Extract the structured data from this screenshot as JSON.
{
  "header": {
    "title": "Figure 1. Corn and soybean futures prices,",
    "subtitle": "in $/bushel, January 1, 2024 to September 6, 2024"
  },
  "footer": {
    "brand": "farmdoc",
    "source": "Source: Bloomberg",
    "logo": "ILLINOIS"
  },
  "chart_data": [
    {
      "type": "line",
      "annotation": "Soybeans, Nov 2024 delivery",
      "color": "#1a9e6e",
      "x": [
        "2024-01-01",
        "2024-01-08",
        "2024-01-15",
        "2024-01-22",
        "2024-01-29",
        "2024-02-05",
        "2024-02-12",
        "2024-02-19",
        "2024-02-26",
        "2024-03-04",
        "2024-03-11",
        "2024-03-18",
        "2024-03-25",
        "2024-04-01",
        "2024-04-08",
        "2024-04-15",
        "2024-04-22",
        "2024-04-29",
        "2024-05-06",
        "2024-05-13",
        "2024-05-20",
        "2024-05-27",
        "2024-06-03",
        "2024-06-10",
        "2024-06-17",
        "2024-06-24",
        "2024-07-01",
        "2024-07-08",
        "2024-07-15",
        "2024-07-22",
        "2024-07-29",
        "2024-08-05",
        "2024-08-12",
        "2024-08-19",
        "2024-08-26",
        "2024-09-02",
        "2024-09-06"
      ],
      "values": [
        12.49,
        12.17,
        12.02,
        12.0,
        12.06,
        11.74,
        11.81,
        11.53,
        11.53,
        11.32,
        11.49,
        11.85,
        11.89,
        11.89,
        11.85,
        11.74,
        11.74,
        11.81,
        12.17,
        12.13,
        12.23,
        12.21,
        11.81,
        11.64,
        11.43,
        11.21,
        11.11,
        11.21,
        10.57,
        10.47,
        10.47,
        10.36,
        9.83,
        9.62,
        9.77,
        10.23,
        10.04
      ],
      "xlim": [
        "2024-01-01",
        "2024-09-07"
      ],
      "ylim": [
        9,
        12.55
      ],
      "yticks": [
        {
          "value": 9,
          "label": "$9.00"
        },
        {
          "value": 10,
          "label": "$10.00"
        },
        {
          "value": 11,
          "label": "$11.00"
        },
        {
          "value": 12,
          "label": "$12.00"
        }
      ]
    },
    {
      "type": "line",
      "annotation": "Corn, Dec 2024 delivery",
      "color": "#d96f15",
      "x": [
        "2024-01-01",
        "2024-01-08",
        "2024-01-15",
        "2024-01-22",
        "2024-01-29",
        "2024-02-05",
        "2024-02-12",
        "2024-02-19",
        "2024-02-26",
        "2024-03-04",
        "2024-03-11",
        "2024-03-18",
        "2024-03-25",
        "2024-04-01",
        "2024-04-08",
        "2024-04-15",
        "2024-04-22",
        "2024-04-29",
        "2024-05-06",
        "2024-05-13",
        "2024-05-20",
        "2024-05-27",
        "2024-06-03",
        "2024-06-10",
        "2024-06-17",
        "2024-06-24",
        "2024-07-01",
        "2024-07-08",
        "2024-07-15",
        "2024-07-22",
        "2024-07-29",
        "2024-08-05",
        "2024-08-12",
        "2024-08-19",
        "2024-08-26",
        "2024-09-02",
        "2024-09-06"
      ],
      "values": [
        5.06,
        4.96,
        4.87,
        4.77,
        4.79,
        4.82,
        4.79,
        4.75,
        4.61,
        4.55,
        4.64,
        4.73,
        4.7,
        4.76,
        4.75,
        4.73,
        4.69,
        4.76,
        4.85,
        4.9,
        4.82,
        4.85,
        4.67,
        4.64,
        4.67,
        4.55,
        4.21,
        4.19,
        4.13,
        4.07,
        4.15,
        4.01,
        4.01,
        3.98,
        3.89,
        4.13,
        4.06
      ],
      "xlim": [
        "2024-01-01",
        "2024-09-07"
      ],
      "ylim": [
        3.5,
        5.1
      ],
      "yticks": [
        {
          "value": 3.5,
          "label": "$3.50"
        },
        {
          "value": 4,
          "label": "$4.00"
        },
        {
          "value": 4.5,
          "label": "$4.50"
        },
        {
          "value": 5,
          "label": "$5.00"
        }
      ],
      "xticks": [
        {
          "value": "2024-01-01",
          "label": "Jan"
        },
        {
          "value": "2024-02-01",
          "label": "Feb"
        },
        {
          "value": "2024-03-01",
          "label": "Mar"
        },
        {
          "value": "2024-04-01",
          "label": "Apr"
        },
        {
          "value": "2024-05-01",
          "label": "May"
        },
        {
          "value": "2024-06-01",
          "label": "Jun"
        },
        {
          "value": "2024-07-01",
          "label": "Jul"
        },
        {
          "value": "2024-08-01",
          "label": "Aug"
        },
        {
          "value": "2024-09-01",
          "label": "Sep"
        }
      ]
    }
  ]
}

- - - -

Task to carry out: Write out every line exactly as it stands.

Answer below:
Extract the structured data from this screenshot as JSON.
{
  "header": {
    "title": "Figure 1. Corn and soybean futures prices,",
    "subtitle": "in $/bushel, January 1, 2024 to September 6, 2024"
  },
  "footer": {
    "brand": "farmdoc",
    "source": "Source: Bloomberg",
    "logo": "ILLINOIS"
  },
  "chart_data": [
    {
      "type": "line",
      "annotation": "Soybeans, Nov 2024 delivery",
      "color": "#1a9e6e",
      "x": [
        "2024-01-01",
        "2024-01-08",
        "2024-01-15",
        "2024-01-22",
        "2024-01-29",
        "2024-02-05",
        "2024-02-12",
        "2024-02-19",
        "2024-02-26",
        "2024-03-04",
        "2024-03-11",
        "2024-03-18",
        "2024-03-25",
        "2024-04-01",
        "2024-04-08",
        "2024-04-15",
        "2024-04-22",
        "2024-04-29",
        "2024-05-06",
        "2024-05-13",
        "2024-05-20",
        "2024-05-27",
        "2024-06-03",
        "2024-06-10",
        "2024-06-17",
        "2024-06-24",
        "2024-07-01",
        "2024-07-08",
        "2024-07-15",
        "2024-07-22",
        "2024-07-29",
        "2024-08-05",
        "2024-08-12",
        "2024-08-19",
        "2024-08-26",
        "2024-09-02",
        "2024-09-06"
      ],
      "values": [
        12.49,
        12.17,
        12.02,
        12.0,
        12.06,
        11.74,
        11.81,
        11.53,
        11.53,
        11.32,
        11.49,
        11.85,
        11.89,
        11.89,
        11.85,
        11.74,
        11.74,
        11.81,
        12.17,
        12.13,
        12.23,
        12.21,
        11.81,
        11.64,
        11.43,
        11.21,
        11.11,
        11.21,
        10.57,
        10.47,
        10.47,
        10.36,
        9.83,
        9.62,
        9.77,
        10.23,
        10.04
      ],
      "xlim": [
        "2024-01-01",
        "2024-09-07"
      ],
      "ylim": [
        9,
        12.55
      ],
      "yticks": [
        {
          "value": 9,
          "label": "$9.00"
        },
        {
          "value": 10,
          "label": "$10.00"
        },
        {
          "value": 11,
          "label": "$11.00"
        },
        {
          "value": 12,
          "label": "$12.00"
        }
      ]
    },
    {
      "type": "line",
      "annotation": "Corn, Dec 2024 delivery",
      "color": "#d96f15",
      "x": [
        "2024-01-01",
        "2024-01-08",
        "2024-01-15",
        "2024-01-22",
        "2024-01-29",
        "2024-02-05",
        "2024-02-12",
        "2024-02-19",
        "2024-02-26",
        "2024-03-04",
        "2024-03-11",
        "2024-03-18",
        "2024-03-25",
        "2024-04-01",
        "2024-04-08",
        "2024-04-15",
        "2024-04-22",
        "2024-04-29",
        "2024-05-06",
        "2024-05-13",
        "2024-05-20",
        "2024-05-27",
        "2024-06-03",
        "2024-06-10",
        "2024-06-17",
        "2024-06-24",
        "2024-07-01",
        "2024-07-08",
        "2024-07-15",
        "2024-07-22",
        "2024-07-29",
        "2024-08-05",
        "2024-08-12",
        "2024-08-19",
        "2024-08-26",
        "2024-09-02",
        "2024-09-06"
      ],
      "values": [
        5.06,
        4.96,
        4.87,
        4.77,
        4.79,
        4.82,
        4.79,
        4.75,
        4.61,
        4.55,
        4.64,
        4.73,
        4.7,
        4.76,
        4.75,
        4.73,
        4.69,
        4.76,
        4.85,
        4.9,
        4.82,
        4.85,
        4.67,
        4.64,
        4.67,
        4.55,
        4.21,
        4.19,
        4.13,
        4.07,
        4.15,
        4.01,
        4.01,
        3.98,
        3.89,
        4.13,
        4.06
      ],
      "xlim": [
        "2024-01-01",
        "2024-09-07"
      ],
      "ylim": [
        3.5,
        5.1
      ],
      "yticks": [
        {
          "value": 3.5,
          "label": "$3.50"
        },
        {
          "value": 4,
          "label": "$4.00"
        },
        {
          "value": 4.5,
          "label": "$4.50"
        },
        {
          "value": 5,
          "label": "$5.00"
        }
      ],
      "xticks": [
        {
          "value": "2024-01-01",
          "label": "Jan"
        },
        {
          "value": "2024-02-01",
          "label": "Feb"
        },
        {
          "value": "2024-03-01",
          "label": "Mar"
        },
        {
          "value": "2024-04-01",
          "label": "Apr"
        },
        {
          "value": "2024-05-01",
          "label": "May"
        },
        {
          "value": "2024-06-01",
          "label": "Jun"
        },
        {
          "value": "2024-07-01",
          "label": "Jul"
        },
        {
          "value": "2024-08-01",
          "label": "Aug"
        },
        {
          "value": "2024-09-01",
          "label": "Sep"
        }
      ]
    }
  ]
}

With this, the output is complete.